Image records of document pages |

════════════════════

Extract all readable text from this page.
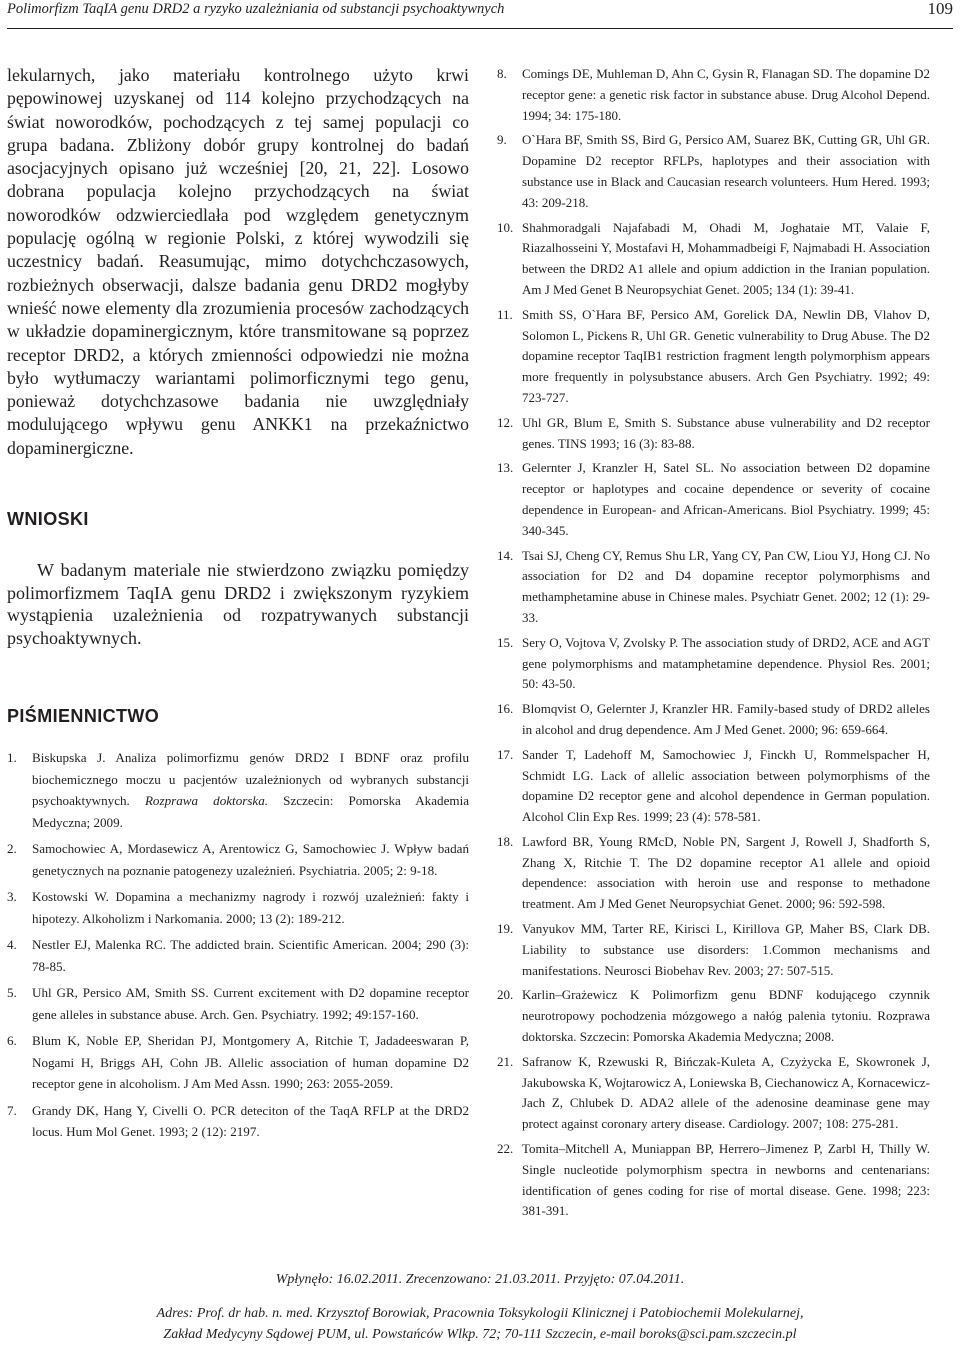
Polimorfizm TaqIA genu DRD2 a ryzyko uzależniania od substancji psychoaktywnych	109

lekularnych, jako materiału kontrolnego użyto krwi pępowinowej uzyskanej od 114 kolejno przychodzących na świat noworodków, pochodzących z tej samej populacji co grupa badana. Zbliżony dobór grupy kontrolnej do badań asocjacyjnych opisano już wcześniej [20, 21, 22]. Losowo dobrana populacja kolejno przychodzących na świat noworodków odzwierciedlała pod względem genetycznym populację ogólną w regionie Polski, z której wywodzili się uczestnicy badań. Reasumując, mimo dotychchczasowych, rozbieżnych obserwacji, dalsze badania genu DRD2 mogłyby wnieść nowe elementy dla zrozumienia procesów zachodzących w układzie dopaminergicznym, które transmitowane są poprzez receptor DRD2, a których zmienności odpowiedzi nie można było wytłumaczy wariantami polimorficznymi tego genu, ponieważ dotychchzasowe badania nie uwzględniały modulującego wpływu genu ANKK1 na przekaźnictwo dopaminergiczne.

WNIOSKI

W badanym materiale nie stwierdzono związku pomiędzy polimorfizmem TaqIA genu DRD2 i zwiększonym ryzykiem wystąpienia uzależnienia od rozpatrywanych substancji psychoaktywnych.

PIŚMIENNICTWO
1. Biskupska J. Analiza polimorfizmu genów DRD2 I BDNF oraz profilu biochemicznego moczu u pacjentów uzależnionych od wybranych substancji psychoaktywnych. Rozprawa doktorska. Szczecin: Pomorska Akademia Medyczna; 2009.
2. Samochowiec A, Mordasewicz A, Arentowicz G, Samochowiec J. Wpływ badań genetycznych na poznanie patogenezy uzależnień. Psychiatria. 2005; 2: 9-18.
3. Kostowski W. Dopamina a mechanizmy nagrody i rozwój uzależnień: fakty i hipotezy. Alkoholizm i Narkomania. 2000; 13 (2): 189-212.
4. Nestler EJ, Malenka RC. The addicted brain. Scientific American. 2004; 290 (3): 78-85.
5. Uhl GR, Persico AM, Smith SS. Current excitement with D2 dopamine receptor gene alleles in substance abuse. Arch. Gen. Psychiatry. 1992; 49:157-160.
6. Blum K, Noble EP, Sheridan PJ, Montgomery A, Ritchie T, Jadadeeswaran P, Nogami H, Briggs AH, Cohn JB. Allelic association of human dopamine D2 receptor gene in alcoholism. J Am Med Assn. 1990; 263: 2055-2059.
7. Grandy DK, Hang Y, Civelli O. PCR deteciton of the TaqA RFLP at the DRD2 locus. Hum Mol Genet. 1993; 2 (12): 2197.
8. Comings DE, Muhleman D, Ahn C, Gysin R, Flanagan SD. The dopamine D2 receptor gene: a genetic risk factor in substance abuse. Drug Alcohol Depend. 1994; 34: 175-180.
9. O`Hara BF, Smith SS, Bird G, Persico AM, Suarez BK, Cutting GR, Uhl GR. Dopamine D2 receptor RFLPs, haplotypes and their association with substance use in Black and Caucasian research volunteers. Hum Hered. 1993; 43: 209-218.
10. Shahmoradgali Najafabadi M, Ohadi M, Joghataie MT, Valaie F, Riazalhosseini Y, Mostafavi H, Mohammadbeigi F, Najmabadi H. Association between the DRD2 A1 allele and opium addiction in the Iranian population. Am J Med Genet B Neuropsychiat Genet. 2005; 134 (1): 39-41.
11. Smith SS, O`Hara BF, Persico AM, Gorelick DA, Newlin DB, Vlahov D, Solomon L, Pickens R, Uhl GR. Genetic vulnerability to Drug Abuse. The D2 dopamine receptor TaqIB1 restriction fragment length polymorphism appears more frequently in polysubstance abusers. Arch Gen Psychiatry. 1992; 49: 723-727.
12. Uhl GR, Blum E, Smith S. Substance abuse vulnerability and D2 receptor genes. TINS 1993; 16 (3): 83-88.
13. Gelernter J, Kranzler H, Satel SL. No association between D2 dopamine receptor or haplotypes and cocaine dependence or severity of cocaine dependence in European- and African-Americans. Biol Psychiatry. 1999; 45: 340-345.
14. Tsai SJ, Cheng CY, Remus Shu LR, Yang CY, Pan CW, Liou YJ, Hong CJ. No association for D2 and D4 dopamine receptor polymorphisms and methamphetamine abuse in Chinese males. Psychiatr Genet. 2002; 12 (1): 29-33.
15. Sery O, Vojtova V, Zvolsky P. The association study of DRD2, ACE and AGT gene polymorphisms and matamphetamine dependence. Physiol Res. 2001; 50: 43-50.
16. Blomqvist O, Gelernter J, Kranzler HR. Family-based study of DRD2 alleles in alcohol and drug dependence. Am J Med Genet. 2000; 96: 659-664.
17. Sander T, Ladehoff M, Samochowiec J, Finckh U, Rommelspacher H, Schmidt LG. Lack of allelic association between polymorphisms of the dopamine D2 receptor gene and alcohol dependence in German population. Alcohol Clin Exp Res. 1999; 23 (4): 578-581.
18. Lawford BR, Young RMcD, Noble PN, Sargent J, Rowell J, Shadforth S, Zhang X, Ritchie T. The D2 dopamine receptor A1 allele and opioid dependence: association with heroin use and response to methadone treatment. Am J Med Genet Neuropsychiat Genet. 2000; 96: 592-598.
19. Vanyukov MM, Tarter RE, Kirisci L, Kirillova GP, Maher BS, Clark DB. Liability to substance use disorders: 1.Common mechanisms and manifestations. Neurosci Biobehav Rev. 2003; 27: 507-515.
20. Karlin–Grażewicz K Polimorfizm genu BDNF kodującego czynnik neurotropowy pochodzenia mózgowego a nałóg palenia tytoniu. Rozprawa doktorska. Szczecin: Pomorska Akademia Medyczna; 2008.
21. Safranow K, Rzewuski R, Bińczak-Kuleta A, Czyżycka E, Skowronek J, Jakubowska K, Wojtarowicz A, Loniewska B, Ciechanowicz A, Kornacewicz-Jach Z, Chlubek D. ADA2 allele of the adenosine deaminase gene may protect against coronary artery disease. Cardiology. 2007; 108: 275-281.
22. Tomita–Mitchell A, Muniappan BP, Herrero–Jimenez P, Zarbl H, Thilly W. Single nucleotide polymorphism spectra in newborns and centenarians: identification of genes coding for rise of mortal disease. Gene. 1998; 223: 381-391.
Wpłynęło: 16.02.2011. Zrecenzowano: 21.03.2011. Przyjęto: 07.04.2011.
Adres: Prof. dr hab. n. med. Krzysztof Borowiak, Pracownia Toksykologii Klinicznej i Patobiochemii Molekularnej,
Zakład Medycyny Sądowej PUM, ul. Powstańców Wlkp. 72; 70-111 Szczecin, e-mail boroks@sci.pam.szczecin.pl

════════════════════

The entries are to be transcribed in full. Their pictures are not.

Exercise solution |
Extract all readable text from this page.
Polimorfizm TaqIA genu DRD2 a ryzyko uzależniania od substancji psychoaktywnych	109

lekularnych, jako materiału kontrolnego użyto krwi pępowinowej uzyskanej od 114 kolejno przychodzących na świat noworodków, pochodzących z tej samej populacji co grupa badana. Zbliżony dobór grupy kontrolnej do badań asocjacyjnych opisano już wcześniej [20, 21, 22]. Losowo dobrana populacja kolejno przychodzących na świat noworodków odzwierciedlała pod względem genetycznym populację ogólną w regionie Polski, z której wywodzili się uczestnicy badań. Reasumując, mimo dotychchczasowych, rozbieżnych obserwacji, dalsze badania genu DRD2 mogłyby wnieść nowe elementy dla zrozumienia procesów zachodzących w układzie dopaminergicznym, które transmitowane są poprzez receptor DRD2, a których zmienności odpowiedzi nie można było wytłumaczy wariantami polimorficznymi tego genu, ponieważ dotychchzasowe badania nie uwzględniały modulującego wpływu genu ANKK1 na przekaźnictwo dopaminergiczne.

WNIOSKI

W badanym materiale nie stwierdzono związku pomiędzy polimorfizmem TaqIA genu DRD2 i zwiększonym ryzykiem wystąpienia uzależnienia od rozpatrywanych substancji psychoaktywnych.

PIŚMIENNICTWO
1. Biskupska J. Analiza polimorfizmu genów DRD2 I BDNF oraz profilu biochemicznego moczu u pacjentów uzależnionych od wybranych substancji psychoaktywnych. Rozprawa doktorska. Szczecin: Pomorska Akademia Medyczna; 2009.
2. Samochowiec A, Mordasewicz A, Arentowicz G, Samochowiec J. Wpływ badań genetycznych na poznanie patogenezy uzależnień. Psychiatria. 2005; 2: 9-18.
3. Kostowski W. Dopamina a mechanizmy nagrody i rozwój uzależnień: fakty i hipotezy. Alkoholizm i Narkomania. 2000; 13 (2): 189-212.
4. Nestler EJ, Malenka RC. The addicted brain. Scientific American. 2004; 290 (3): 78-85.
5. Uhl GR, Persico AM, Smith SS. Current excitement with D2 dopamine receptor gene alleles in substance abuse. Arch. Gen. Psychiatry. 1992; 49:157-160.
6. Blum K, Noble EP, Sheridan PJ, Montgomery A, Ritchie T, Jadadeeswaran P, Nogami H, Briggs AH, Cohn JB. Allelic association of human dopamine D2 receptor gene in alcoholism. J Am Med Assn. 1990; 263: 2055-2059.
7. Grandy DK, Hang Y, Civelli O. PCR deteciton of the TaqA RFLP at the DRD2 locus. Hum Mol Genet. 1993; 2 (12): 2197.
8. Comings DE, Muhleman D, Ahn C, Gysin R, Flanagan SD. The dopamine D2 receptor gene: a genetic risk factor in substance abuse. Drug Alcohol Depend. 1994; 34: 175-180.
9. O`Hara BF, Smith SS, Bird G, Persico AM, Suarez BK, Cutting GR, Uhl GR. Dopamine D2 receptor RFLPs, haplotypes and their association with substance use in Black and Caucasian research volunteers. Hum Hered. 1993; 43: 209-218.
10. Shahmoradgali Najafabadi M, Ohadi M, Joghataie MT, Valaie F, Riazalhosseini Y, Mostafavi H, Mohammadbeigi F, Najmabadi H. Association between the DRD2 A1 allele and opium addiction in the Iranian population. Am J Med Genet B Neuropsychiat Genet. 2005; 134 (1): 39-41.
11. Smith SS, O`Hara BF, Persico AM, Gorelick DA, Newlin DB, Vlahov D, Solomon L, Pickens R, Uhl GR. Genetic vulnerability to Drug Abuse. The D2 dopamine receptor TaqIB1 restriction fragment length polymorphism appears more frequently in polysubstance abusers. Arch Gen Psychiatry. 1992; 49: 723-727.
12. Uhl GR, Blum E, Smith S. Substance abuse vulnerability and D2 receptor genes. TINS 1993; 16 (3): 83-88.
13. Gelernter J, Kranzler H, Satel SL. No association between D2 dopamine receptor or haplotypes and cocaine dependence or severity of cocaine dependence in European- and African-Americans. Biol Psychiatry. 1999; 45: 340-345.
14. Tsai SJ, Cheng CY, Remus Shu LR, Yang CY, Pan CW, Liou YJ, Hong CJ. No association for D2 and D4 dopamine receptor polymorphisms and methamphetamine abuse in Chinese males. Psychiatr Genet. 2002; 12 (1): 29-33.
15. Sery O, Vojtova V, Zvolsky P. The association study of DRD2, ACE and AGT gene polymorphisms and matamphetamine dependence. Physiol Res. 2001; 50: 43-50.
16. Blomqvist O, Gelernter J, Kranzler HR. Family-based study of DRD2 alleles in alcohol and drug dependence. Am J Med Genet. 2000; 96: 659-664.
17. Sander T, Ladehoff M, Samochowiec J, Finckh U, Rommelspacher H, Schmidt LG. Lack of allelic association between polymorphisms of the dopamine D2 receptor gene and alcohol dependence in German population. Alcohol Clin Exp Res. 1999; 23 (4): 578-581.
18. Lawford BR, Young RMcD, Noble PN, Sargent J, Rowell J, Shadforth S, Zhang X, Ritchie T. The D2 dopamine receptor A1 allele and opioid dependence: association with heroin use and response to methadone treatment. Am J Med Genet Neuropsychiat Genet. 2000; 96: 592-598.
19. Vanyukov MM, Tarter RE, Kirisci L, Kirillova GP, Maher BS, Clark DB. Liability to substance use disorders: 1.Common mechanisms and manifestations. Neurosci Biobehav Rev. 2003; 27: 507-515.
20. Karlin–Grażewicz K Polimorfizm genu BDNF kodującego czynnik neurotropowy pochodzenia mózgowego a nałóg palenia tytoniu. Rozprawa doktorska. Szczecin: Pomorska Akademia Medyczna; 2008.
21. Safranow K, Rzewuski R, Bińczak-Kuleta A, Czyżycka E, Skowronek J, Jakubowska K, Wojtarowicz A, Loniewska B, Ciechanowicz A, Kornacewicz-Jach Z, Chlubek D. ADA2 allele of the adenosine deaminase gene may protect against coronary artery disease. Cardiology. 2007; 108: 275-281.
22. Tomita–Mitchell A, Muniappan BP, Herrero–Jimenez P, Zarbl H, Thilly W. Single nucleotide polymorphism spectra in newborns and centenarians: identification of genes coding for rise of mortal disease. Gene. 1998; 223: 381-391.
Wpłynęło: 16.02.2011. Zrecenzowano: 21.03.2011. Przyjęto: 07.04.2011.
Adres: Prof. dr hab. n. med. Krzysztof Borowiak, Pracownia Toksykologii Klinicznej i Patobiochemii Molekularnej,
Zakład Medycyny Sądowej PUM, ul. Powstańców Wlkp. 72; 70-111 Szczecin, e-mail boroks@sci.pam.szczecin.pl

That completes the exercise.